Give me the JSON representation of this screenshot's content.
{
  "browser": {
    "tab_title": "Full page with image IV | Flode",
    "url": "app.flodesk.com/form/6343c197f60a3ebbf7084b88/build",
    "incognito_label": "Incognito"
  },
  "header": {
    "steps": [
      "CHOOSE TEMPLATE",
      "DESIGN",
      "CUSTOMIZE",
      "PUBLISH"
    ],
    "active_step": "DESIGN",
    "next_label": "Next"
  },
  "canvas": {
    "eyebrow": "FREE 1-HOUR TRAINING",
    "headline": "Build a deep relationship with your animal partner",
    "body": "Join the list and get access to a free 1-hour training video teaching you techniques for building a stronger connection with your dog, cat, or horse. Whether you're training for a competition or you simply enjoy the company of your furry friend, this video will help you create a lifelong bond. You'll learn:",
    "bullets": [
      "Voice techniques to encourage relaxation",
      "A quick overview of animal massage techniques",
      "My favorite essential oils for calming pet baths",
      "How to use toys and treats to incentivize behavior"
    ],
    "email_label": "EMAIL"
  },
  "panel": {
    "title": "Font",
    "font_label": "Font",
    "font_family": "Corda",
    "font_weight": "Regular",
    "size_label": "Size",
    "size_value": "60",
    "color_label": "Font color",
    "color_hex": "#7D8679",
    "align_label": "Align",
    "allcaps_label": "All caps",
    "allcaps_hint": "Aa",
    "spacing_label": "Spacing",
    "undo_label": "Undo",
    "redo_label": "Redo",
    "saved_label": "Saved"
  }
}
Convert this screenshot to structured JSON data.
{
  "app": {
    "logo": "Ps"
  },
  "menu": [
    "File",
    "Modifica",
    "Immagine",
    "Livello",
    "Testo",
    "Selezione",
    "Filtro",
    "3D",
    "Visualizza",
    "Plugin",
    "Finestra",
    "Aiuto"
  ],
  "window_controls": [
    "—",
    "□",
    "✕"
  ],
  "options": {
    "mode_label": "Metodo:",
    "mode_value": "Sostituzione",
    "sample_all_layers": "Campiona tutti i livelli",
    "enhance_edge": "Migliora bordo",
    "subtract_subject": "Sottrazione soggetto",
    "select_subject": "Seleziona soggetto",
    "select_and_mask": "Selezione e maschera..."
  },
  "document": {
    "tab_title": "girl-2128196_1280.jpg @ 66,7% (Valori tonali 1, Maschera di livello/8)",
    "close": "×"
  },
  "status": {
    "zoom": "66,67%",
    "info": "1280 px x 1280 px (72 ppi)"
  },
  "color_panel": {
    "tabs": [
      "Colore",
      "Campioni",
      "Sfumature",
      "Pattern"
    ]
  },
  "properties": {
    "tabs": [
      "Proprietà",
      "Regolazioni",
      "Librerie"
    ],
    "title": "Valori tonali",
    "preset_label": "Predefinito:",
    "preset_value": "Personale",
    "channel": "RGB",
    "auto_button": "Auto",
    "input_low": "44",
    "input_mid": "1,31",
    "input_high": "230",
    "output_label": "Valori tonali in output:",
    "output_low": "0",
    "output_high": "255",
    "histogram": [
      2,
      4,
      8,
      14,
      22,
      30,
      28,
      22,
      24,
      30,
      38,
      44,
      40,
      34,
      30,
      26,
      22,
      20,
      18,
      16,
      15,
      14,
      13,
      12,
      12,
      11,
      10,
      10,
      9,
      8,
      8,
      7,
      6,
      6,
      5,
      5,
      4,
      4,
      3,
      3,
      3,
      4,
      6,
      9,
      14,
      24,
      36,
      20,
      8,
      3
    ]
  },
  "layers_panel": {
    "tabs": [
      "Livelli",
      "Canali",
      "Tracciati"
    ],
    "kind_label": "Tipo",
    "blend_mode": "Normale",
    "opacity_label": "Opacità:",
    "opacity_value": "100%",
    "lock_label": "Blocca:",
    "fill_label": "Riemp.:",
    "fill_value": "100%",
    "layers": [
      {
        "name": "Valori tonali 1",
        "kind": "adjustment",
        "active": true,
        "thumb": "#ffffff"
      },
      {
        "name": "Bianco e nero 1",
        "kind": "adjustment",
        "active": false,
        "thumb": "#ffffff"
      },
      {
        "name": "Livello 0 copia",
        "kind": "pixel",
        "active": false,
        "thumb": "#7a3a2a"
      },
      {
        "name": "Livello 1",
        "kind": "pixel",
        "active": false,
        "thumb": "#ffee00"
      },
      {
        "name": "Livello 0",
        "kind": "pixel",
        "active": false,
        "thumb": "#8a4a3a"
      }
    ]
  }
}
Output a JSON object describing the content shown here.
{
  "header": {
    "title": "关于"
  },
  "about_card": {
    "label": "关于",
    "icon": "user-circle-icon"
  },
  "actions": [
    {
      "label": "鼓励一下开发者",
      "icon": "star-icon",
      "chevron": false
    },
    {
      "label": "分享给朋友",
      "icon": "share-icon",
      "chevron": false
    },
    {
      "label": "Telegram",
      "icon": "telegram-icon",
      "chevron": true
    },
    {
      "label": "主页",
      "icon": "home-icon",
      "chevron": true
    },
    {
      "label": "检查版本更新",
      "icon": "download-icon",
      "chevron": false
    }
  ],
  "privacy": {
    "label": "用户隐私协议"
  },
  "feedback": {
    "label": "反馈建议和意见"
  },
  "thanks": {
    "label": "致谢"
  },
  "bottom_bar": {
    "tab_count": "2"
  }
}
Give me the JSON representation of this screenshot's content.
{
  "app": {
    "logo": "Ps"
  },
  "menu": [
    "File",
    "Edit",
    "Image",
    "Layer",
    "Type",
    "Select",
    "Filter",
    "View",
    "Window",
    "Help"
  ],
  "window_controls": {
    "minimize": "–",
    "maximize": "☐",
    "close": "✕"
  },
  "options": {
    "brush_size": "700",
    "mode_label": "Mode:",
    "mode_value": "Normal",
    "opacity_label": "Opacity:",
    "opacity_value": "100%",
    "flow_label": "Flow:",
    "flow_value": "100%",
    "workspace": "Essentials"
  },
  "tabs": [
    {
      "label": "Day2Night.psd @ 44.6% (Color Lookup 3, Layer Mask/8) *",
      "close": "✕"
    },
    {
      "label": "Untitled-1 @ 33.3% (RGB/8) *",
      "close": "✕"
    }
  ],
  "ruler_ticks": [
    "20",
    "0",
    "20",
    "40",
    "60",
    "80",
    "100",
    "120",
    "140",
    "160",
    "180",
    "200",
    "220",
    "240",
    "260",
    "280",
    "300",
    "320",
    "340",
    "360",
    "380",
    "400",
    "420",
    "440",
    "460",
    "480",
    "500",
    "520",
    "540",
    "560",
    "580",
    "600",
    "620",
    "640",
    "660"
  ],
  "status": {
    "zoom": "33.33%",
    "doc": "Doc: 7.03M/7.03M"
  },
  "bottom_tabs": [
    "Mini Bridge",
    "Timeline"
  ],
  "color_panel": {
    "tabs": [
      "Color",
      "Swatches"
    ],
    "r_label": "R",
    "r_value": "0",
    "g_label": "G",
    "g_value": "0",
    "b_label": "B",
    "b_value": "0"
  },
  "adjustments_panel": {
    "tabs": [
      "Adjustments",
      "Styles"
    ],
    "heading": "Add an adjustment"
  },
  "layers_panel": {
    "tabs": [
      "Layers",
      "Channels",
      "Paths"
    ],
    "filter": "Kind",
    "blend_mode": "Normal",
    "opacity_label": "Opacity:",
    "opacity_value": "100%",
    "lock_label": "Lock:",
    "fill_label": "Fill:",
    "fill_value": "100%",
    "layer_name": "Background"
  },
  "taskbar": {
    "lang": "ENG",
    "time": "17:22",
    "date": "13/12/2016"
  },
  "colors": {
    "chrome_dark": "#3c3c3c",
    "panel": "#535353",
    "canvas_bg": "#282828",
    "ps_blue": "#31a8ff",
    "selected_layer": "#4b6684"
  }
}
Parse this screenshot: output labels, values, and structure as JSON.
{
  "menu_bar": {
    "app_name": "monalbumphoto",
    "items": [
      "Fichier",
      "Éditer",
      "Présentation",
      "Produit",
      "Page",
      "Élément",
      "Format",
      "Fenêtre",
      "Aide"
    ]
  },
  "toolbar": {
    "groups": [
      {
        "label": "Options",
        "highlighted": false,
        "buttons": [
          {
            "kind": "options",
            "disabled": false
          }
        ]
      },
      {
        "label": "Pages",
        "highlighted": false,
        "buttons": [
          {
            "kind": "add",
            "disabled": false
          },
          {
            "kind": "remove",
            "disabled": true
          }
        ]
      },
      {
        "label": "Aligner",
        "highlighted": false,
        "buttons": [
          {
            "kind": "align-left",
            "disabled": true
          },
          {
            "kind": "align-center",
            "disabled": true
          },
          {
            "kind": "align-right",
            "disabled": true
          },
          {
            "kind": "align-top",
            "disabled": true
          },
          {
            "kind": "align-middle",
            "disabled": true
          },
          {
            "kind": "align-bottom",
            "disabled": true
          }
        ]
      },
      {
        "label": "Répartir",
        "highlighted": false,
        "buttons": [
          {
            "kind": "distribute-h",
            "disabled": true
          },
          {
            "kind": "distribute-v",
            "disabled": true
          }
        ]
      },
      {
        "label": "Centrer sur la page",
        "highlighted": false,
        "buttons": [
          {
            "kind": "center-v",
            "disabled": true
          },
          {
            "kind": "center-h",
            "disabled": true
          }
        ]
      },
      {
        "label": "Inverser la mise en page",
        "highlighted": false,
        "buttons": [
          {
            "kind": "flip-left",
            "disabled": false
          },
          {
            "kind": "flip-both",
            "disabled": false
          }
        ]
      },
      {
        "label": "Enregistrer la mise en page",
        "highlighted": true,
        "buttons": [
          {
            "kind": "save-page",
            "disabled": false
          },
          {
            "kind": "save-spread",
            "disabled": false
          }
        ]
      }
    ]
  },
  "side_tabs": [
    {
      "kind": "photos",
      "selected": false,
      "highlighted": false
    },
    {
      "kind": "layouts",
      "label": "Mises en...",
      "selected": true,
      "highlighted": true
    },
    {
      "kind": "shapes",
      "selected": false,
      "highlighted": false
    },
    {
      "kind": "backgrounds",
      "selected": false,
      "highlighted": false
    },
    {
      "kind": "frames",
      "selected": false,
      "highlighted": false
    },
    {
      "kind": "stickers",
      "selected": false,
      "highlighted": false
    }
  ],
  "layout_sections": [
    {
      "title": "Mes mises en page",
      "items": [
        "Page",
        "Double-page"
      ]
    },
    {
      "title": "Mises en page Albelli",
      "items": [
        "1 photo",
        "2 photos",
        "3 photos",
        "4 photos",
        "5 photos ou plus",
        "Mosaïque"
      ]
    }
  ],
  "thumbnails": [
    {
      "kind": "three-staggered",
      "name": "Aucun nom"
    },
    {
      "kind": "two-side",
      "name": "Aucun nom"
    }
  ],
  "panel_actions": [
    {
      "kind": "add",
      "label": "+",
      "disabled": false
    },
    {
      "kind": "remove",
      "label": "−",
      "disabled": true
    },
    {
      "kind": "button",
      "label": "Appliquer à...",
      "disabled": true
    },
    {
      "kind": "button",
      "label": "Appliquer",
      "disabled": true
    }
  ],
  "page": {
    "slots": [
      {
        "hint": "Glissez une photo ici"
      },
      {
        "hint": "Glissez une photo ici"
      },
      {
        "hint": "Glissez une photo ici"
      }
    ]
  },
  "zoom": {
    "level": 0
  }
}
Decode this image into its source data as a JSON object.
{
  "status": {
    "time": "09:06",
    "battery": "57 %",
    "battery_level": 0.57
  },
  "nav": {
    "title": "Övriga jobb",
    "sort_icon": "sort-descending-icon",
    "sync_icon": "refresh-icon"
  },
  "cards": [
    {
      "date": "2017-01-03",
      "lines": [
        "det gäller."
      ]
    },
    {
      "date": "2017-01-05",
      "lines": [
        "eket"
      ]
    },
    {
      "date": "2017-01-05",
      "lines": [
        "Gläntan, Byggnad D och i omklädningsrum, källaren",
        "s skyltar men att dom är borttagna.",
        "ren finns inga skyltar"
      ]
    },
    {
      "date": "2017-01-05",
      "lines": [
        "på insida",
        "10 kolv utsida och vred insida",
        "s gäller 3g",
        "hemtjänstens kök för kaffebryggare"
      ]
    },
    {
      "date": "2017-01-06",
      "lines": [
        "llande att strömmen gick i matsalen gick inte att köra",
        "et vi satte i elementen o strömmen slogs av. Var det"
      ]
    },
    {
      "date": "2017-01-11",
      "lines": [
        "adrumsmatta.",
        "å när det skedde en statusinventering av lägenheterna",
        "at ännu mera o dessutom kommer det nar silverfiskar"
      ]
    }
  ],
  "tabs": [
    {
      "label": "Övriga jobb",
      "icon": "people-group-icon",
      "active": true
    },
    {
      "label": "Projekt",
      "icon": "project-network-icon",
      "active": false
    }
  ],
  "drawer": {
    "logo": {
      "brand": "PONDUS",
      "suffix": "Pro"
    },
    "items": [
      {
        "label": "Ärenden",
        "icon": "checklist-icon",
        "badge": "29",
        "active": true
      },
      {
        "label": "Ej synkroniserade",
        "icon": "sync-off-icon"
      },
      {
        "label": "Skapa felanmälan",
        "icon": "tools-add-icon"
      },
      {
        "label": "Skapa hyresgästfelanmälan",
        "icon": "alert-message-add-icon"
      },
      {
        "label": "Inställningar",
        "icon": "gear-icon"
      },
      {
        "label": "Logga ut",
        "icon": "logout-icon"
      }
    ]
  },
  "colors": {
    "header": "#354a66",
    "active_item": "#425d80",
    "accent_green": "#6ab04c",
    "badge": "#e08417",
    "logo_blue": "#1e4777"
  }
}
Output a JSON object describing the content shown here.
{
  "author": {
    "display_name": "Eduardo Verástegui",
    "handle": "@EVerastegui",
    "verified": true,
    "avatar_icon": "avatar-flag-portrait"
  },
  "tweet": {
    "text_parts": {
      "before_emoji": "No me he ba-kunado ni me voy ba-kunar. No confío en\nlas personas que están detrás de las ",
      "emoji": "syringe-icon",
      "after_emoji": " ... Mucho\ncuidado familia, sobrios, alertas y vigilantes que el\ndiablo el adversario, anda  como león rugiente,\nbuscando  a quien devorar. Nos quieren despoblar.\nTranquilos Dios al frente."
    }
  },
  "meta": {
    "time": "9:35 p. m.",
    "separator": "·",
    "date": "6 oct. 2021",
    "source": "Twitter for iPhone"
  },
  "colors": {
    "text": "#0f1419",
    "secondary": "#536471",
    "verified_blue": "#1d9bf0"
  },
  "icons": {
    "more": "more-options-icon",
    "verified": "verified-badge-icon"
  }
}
------------------------------
Stated goal
From the entries above, copy every line where the word "screenshot" shows up.

Response to the exercise
Give me the JSON representation of this screenshot's content.
Convert this screenshot to structured JSON data.
Give me the JSON representation of this screenshot's content.
Parse this screenshot: output labels, values, and structure as JSON.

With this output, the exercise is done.